-- START DATA --

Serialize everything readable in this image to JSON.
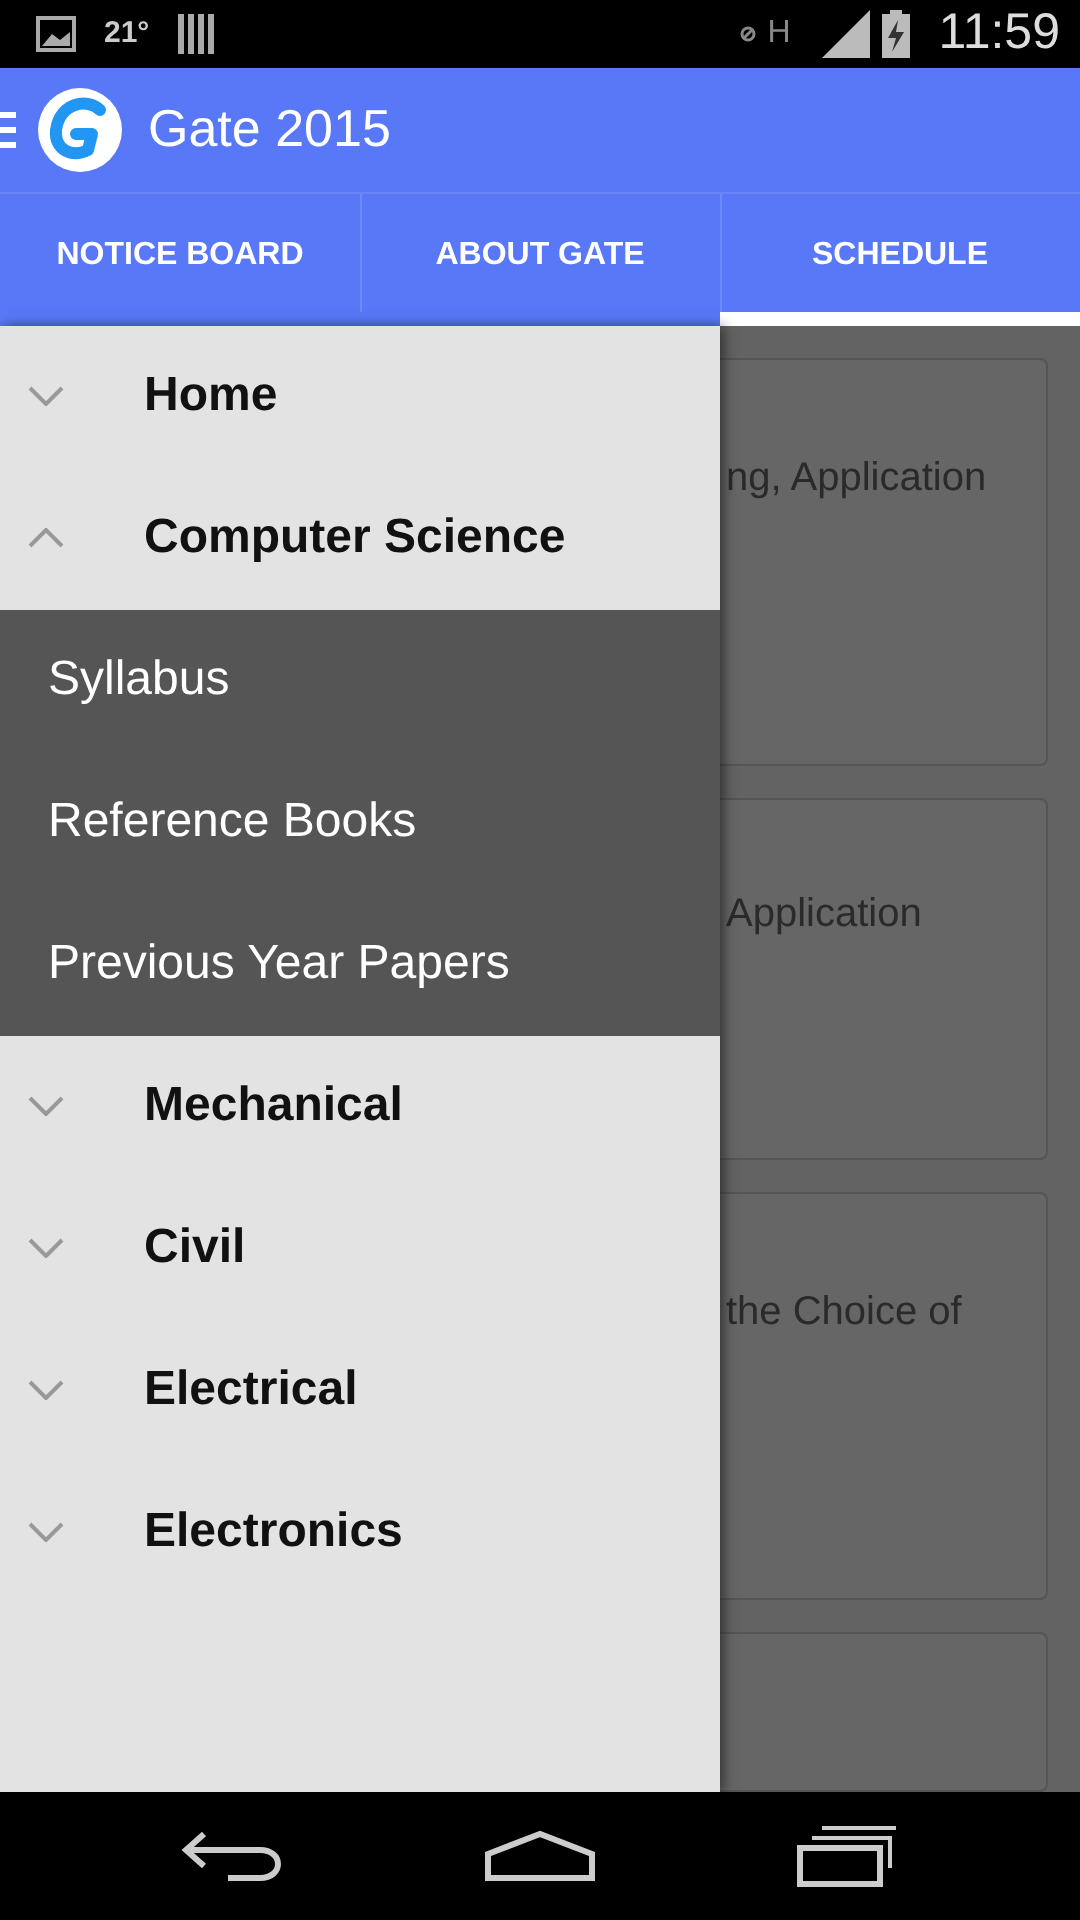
{
  "status_bar": {
    "temperature": "21°",
    "network": "H",
    "time": "11:59"
  },
  "app_bar": {
    "title": "Gate 2015"
  },
  "tabs": [
    {
      "label": "NOTICE BOARD",
      "selected": false
    },
    {
      "label": "ABOUT GATE",
      "selected": false
    },
    {
      "label": "SCHEDULE",
      "selected": true
    }
  ],
  "cards": [
    {
      "text": "ng, Application"
    },
    {
      "text": "Application"
    },
    {
      "text": "the Choice of"
    }
  ],
  "drawer": {
    "items": [
      {
        "label": "Home",
        "expanded": false
      },
      {
        "label": "Computer Science",
        "expanded": true,
        "children": [
          {
            "label": "Syllabus"
          },
          {
            "label": "Reference Books"
          },
          {
            "label": "Previous Year Papers"
          }
        ]
      },
      {
        "label": "Mechanical",
        "expanded": false
      },
      {
        "label": "Civil",
        "expanded": false
      },
      {
        "label": "Electrical",
        "expanded": false
      },
      {
        "label": "Electronics",
        "expanded": false
      }
    ]
  }
}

-- END DATA --

[PROBLEM DETAILS]
Give all the lines above again, character for character, without pictures.

[RESULT OF THE TASK]
Serialize everything readable in this image to JSON.
{
  "status_bar": {
    "temperature": "21°",
    "network": "H",
    "time": "11:59"
  },
  "app_bar": {
    "title": "Gate 2015"
  },
  "tabs": [
    {
      "label": "NOTICE BOARD",
      "selected": false
    },
    {
      "label": "ABOUT GATE",
      "selected": false
    },
    {
      "label": "SCHEDULE",
      "selected": true
    }
  ],
  "cards": [
    {
      "text": "ng, Application"
    },
    {
      "text": "Application"
    },
    {
      "text": "the Choice of"
    }
  ],
  "drawer": {
    "items": [
      {
        "label": "Home",
        "expanded": false
      },
      {
        "label": "Computer Science",
        "expanded": true,
        "children": [
          {
            "label": "Syllabus"
          },
          {
            "label": "Reference Books"
          },
          {
            "label": "Previous Year Papers"
          }
        ]
      },
      {
        "label": "Mechanical",
        "expanded": false
      },
      {
        "label": "Civil",
        "expanded": false
      },
      {
        "label": "Electrical",
        "expanded": false
      },
      {
        "label": "Electronics",
        "expanded": false
      }
    ]
  }
}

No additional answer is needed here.